Go through each line of the records below and count those with the word "girl"; give only the total.
* * * *
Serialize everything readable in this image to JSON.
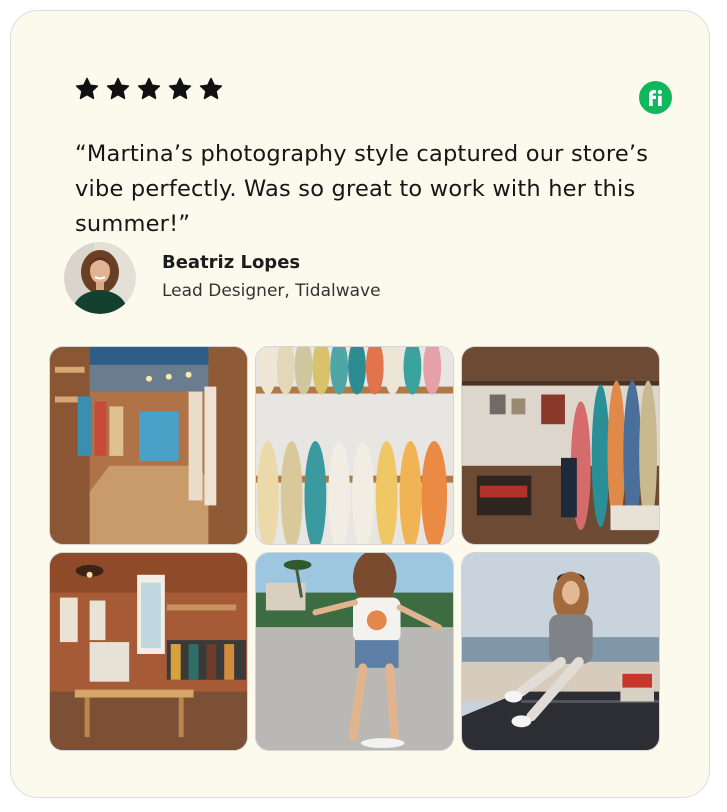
{
  "rating": {
    "stars": 5,
    "max": 5,
    "icon": "star-icon",
    "color": "#111111"
  },
  "brand": {
    "icon": "fiverr-logo-icon",
    "letter": "fi",
    "color": "#0fb85c"
  },
  "testimonial": {
    "quote": "“Martina’s photography style captured our store’s vibe perfectly. Was so great to work with her this summer!”"
  },
  "author": {
    "name": "Beatriz Lopes",
    "role": "Lead Designer, Tidalwave"
  },
  "gallery": {
    "photos": [
      "surf-shop-interior-photo",
      "surfboard-wall-photo",
      "surfboard-shop-display-photo",
      "clothing-store-interior-photo",
      "girl-skateboarding-photo",
      "girl-on-car-roof-photo"
    ]
  },
  "colors": {
    "card_background": "#fcfaec",
    "card_border": "#dcdcdc",
    "brand_green": "#0fb85c"
  }
}
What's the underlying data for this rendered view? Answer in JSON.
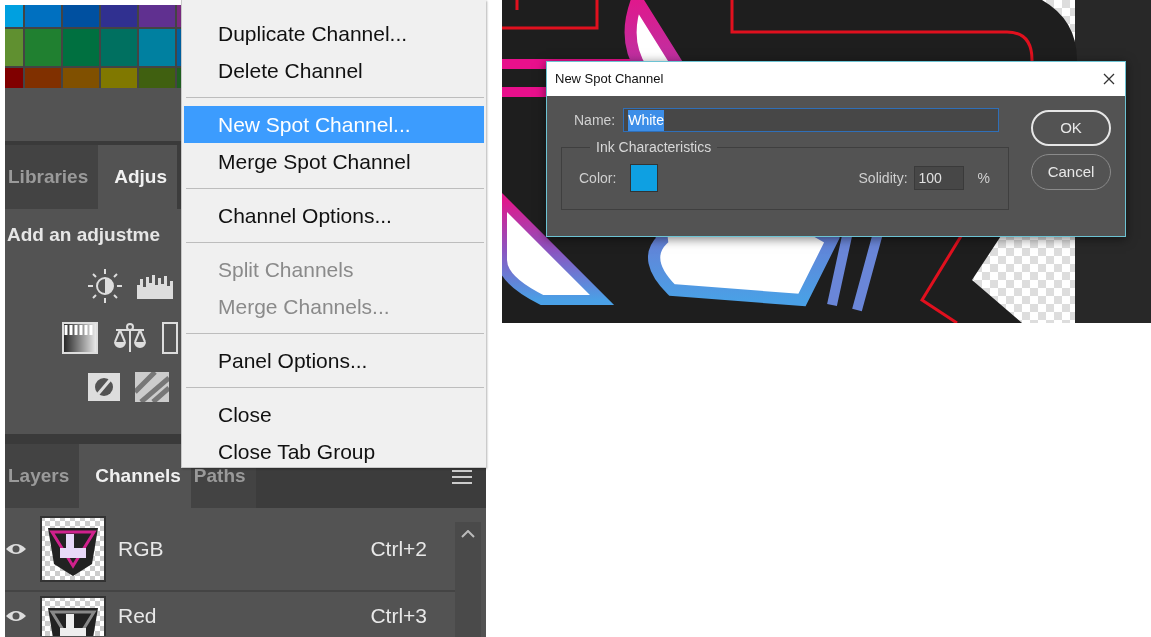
{
  "adjust_panel": {
    "tabs": [
      {
        "label": "Libraries",
        "selected": false
      },
      {
        "label": "Adjus",
        "selected": true
      }
    ],
    "hint": "Add an adjustme"
  },
  "channels_panel": {
    "tabs": [
      {
        "label": "Layers",
        "selected": false
      },
      {
        "label": "Channels",
        "selected": true
      },
      {
        "label": "Paths",
        "selected": false
      }
    ],
    "channels": [
      {
        "name": "RGB",
        "shortcut": "Ctrl+2",
        "visible": true
      },
      {
        "name": "Red",
        "shortcut": "Ctrl+3",
        "visible": true
      }
    ]
  },
  "context_menu": {
    "groups": [
      [
        {
          "label": "Duplicate Channel...",
          "selected": false,
          "disabled": false
        },
        {
          "label": "Delete Channel",
          "selected": false,
          "disabled": false
        }
      ],
      [
        {
          "label": "New Spot Channel...",
          "selected": true,
          "disabled": false
        },
        {
          "label": "Merge Spot Channel",
          "selected": false,
          "disabled": false
        }
      ],
      [
        {
          "label": "Channel Options...",
          "selected": false,
          "disabled": false
        }
      ],
      [
        {
          "label": "Split Channels",
          "selected": false,
          "disabled": true
        },
        {
          "label": "Merge Channels...",
          "selected": false,
          "disabled": true
        }
      ],
      [
        {
          "label": "Panel Options...",
          "selected": false,
          "disabled": false
        }
      ],
      [
        {
          "label": "Close",
          "selected": false,
          "disabled": false
        },
        {
          "label": "Close Tab Group",
          "selected": false,
          "disabled": false
        }
      ]
    ]
  },
  "dialog": {
    "title": "New Spot Channel",
    "name_label": "Name:",
    "name_value": "White",
    "name_selected": true,
    "fieldset": "Ink Characteristics",
    "color_label": "Color:",
    "color": "#0ea0e2",
    "solidity_label": "Solidity:",
    "solidity": "100",
    "percent": "%",
    "buttons": [
      {
        "label": "OK",
        "kind": "default"
      },
      {
        "label": "Cancel",
        "kind": "normal"
      }
    ]
  }
}
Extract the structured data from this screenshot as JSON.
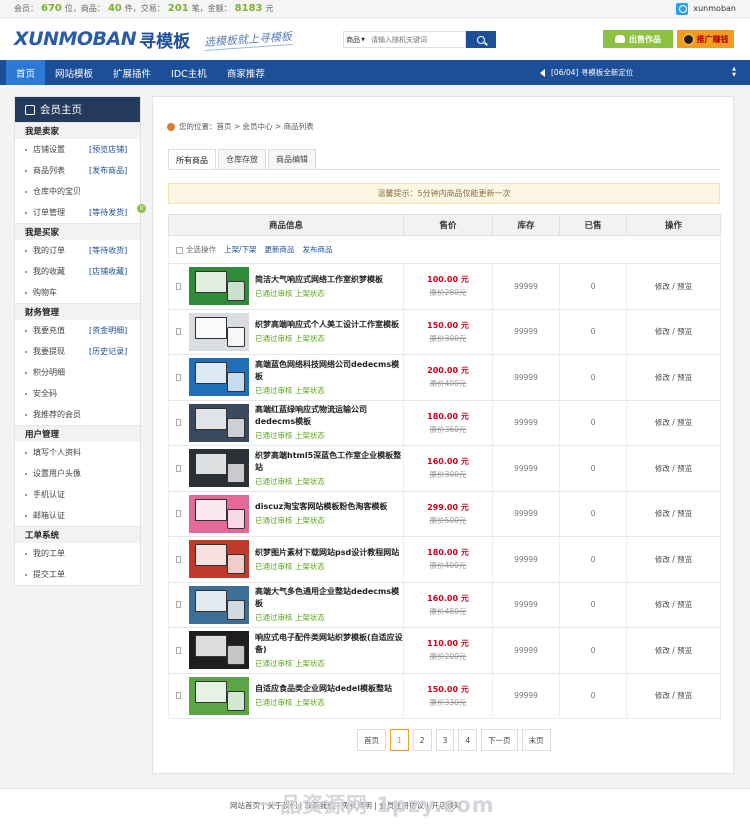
* * * *
▶ [Task answer] 2